── DOCUMENT EXTRACT
A for loop. Instructions in the for loop execute sequentially and its region is a mixed region.

Arguments#

The trip count is stored in the first local identifier and is accessible within the loop body. The loop’s range [from; to) is given by the first and the second local identifier after the equals sign, and a step size may be given with the third local identifier after the equals sign. The step size defaults to 1 if omitted. The integer type of “from”, “to”, and “step” must be identical, and the integer type of the loop variable follows the loop range’s type.

Values that are given in the init-value-list may be carried from one iteration to the next. The local identifier gives the name of the loop-carried value as it is accessible in the loop body. The local identifier given on the right-hand side of the init-value expression determines the initial value of the loop-carried value, and its type must coincide with the number-type-list. When loop-carried values are present, the loop’s last instruction must be a yield instruction that updates the loop-carried values for the next iteration. The number and types of the yielded values must correspond the number-type-list.
────
GIVEN PROBLEM 1:
Repeat the part of the for-loop description that begins at the words "Values that are" and stops after "correspond the number-type-list.".
GIVEN PROBLEM 2:
Please pull out every line of the records that contains the string "axis".
── DATA EXCERPTS
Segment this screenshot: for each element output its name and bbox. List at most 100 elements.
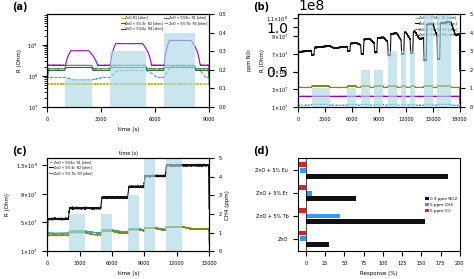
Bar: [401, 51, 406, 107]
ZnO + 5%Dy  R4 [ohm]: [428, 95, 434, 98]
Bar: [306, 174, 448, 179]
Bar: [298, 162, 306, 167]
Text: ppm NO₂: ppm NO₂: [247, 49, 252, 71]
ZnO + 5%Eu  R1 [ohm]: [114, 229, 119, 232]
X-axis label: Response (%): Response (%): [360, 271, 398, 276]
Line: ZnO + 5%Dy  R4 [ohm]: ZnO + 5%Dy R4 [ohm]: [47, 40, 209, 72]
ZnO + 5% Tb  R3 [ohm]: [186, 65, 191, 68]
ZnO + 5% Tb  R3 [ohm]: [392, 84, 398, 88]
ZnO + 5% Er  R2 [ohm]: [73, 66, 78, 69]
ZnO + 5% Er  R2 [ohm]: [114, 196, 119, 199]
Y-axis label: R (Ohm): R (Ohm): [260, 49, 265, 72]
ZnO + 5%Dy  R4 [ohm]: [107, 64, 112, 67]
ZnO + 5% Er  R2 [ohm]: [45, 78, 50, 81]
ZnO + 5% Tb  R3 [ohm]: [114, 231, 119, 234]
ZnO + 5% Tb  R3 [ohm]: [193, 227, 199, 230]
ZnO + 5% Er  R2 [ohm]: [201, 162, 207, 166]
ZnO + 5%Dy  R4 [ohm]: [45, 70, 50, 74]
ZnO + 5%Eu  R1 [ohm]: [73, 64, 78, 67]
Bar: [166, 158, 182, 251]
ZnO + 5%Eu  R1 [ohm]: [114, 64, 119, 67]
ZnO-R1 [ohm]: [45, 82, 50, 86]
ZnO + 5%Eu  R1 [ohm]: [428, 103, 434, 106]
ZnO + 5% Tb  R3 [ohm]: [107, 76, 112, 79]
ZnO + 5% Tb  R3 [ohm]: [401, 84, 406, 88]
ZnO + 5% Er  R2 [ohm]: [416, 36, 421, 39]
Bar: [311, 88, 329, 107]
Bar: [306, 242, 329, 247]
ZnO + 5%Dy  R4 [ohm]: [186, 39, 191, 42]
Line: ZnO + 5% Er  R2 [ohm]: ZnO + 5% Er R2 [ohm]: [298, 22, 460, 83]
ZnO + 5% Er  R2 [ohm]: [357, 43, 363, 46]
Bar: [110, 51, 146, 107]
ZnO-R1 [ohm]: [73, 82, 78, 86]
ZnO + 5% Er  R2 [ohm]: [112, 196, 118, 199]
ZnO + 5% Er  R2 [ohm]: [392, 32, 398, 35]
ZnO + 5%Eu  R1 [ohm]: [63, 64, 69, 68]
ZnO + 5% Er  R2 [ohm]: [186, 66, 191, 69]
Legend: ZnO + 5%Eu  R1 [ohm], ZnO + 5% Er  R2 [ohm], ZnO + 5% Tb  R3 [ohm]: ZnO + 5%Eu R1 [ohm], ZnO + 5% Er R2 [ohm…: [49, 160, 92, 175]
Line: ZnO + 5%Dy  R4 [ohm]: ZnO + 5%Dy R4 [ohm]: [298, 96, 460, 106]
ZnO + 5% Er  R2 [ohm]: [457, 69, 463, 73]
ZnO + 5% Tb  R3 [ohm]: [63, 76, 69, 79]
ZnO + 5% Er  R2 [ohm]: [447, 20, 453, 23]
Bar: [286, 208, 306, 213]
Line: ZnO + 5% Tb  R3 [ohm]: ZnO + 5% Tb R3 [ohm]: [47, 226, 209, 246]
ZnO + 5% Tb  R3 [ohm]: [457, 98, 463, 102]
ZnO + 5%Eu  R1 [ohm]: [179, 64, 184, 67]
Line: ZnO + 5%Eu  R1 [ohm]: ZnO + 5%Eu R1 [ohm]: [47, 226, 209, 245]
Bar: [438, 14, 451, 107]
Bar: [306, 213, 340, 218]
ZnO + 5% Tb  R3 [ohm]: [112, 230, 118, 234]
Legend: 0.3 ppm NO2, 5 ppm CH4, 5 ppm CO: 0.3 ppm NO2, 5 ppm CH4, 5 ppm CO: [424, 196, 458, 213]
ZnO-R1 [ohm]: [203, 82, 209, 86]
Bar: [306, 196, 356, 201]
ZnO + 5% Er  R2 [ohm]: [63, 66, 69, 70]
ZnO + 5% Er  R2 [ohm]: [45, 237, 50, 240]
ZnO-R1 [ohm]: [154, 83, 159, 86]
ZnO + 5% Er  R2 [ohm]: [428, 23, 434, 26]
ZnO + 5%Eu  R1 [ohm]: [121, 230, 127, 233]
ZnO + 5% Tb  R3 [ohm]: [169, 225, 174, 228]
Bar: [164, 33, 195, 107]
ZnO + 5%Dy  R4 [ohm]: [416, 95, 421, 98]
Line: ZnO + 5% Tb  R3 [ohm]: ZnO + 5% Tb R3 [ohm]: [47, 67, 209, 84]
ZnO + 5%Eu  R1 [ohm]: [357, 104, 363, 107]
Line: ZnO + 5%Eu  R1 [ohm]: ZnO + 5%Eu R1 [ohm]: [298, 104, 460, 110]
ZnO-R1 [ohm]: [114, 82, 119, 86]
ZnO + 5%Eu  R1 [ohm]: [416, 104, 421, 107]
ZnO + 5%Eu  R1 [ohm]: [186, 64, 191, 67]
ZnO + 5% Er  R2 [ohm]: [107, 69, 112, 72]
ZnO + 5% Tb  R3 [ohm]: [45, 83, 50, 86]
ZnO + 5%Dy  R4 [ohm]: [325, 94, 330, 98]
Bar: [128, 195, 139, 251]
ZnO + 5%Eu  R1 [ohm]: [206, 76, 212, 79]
────
TASK RESPONSE 1:
Values that are given in the init-value-list may be carried from one iteration to the next. The local identifier gives the name of the loop-carried value as it is accessible in the loop body. The local identifier given on the right-hand side of the init-value expression determines the initial value of the loop-carried value, and its type must coincide with the number-type-list. When loop-carried values are present, the loop’s last instruction must be a yield instruction that updates the loop-carried values for the next iteration. The number and types of the yielded values must correspond the number-type-list.

TASK RESPONSE 2:
X-axis label: Response (%): Response (%): [360, 271, 398, 276]
Y-axis label: R (Ohm): R (Ohm): [260, 49, 265, 72]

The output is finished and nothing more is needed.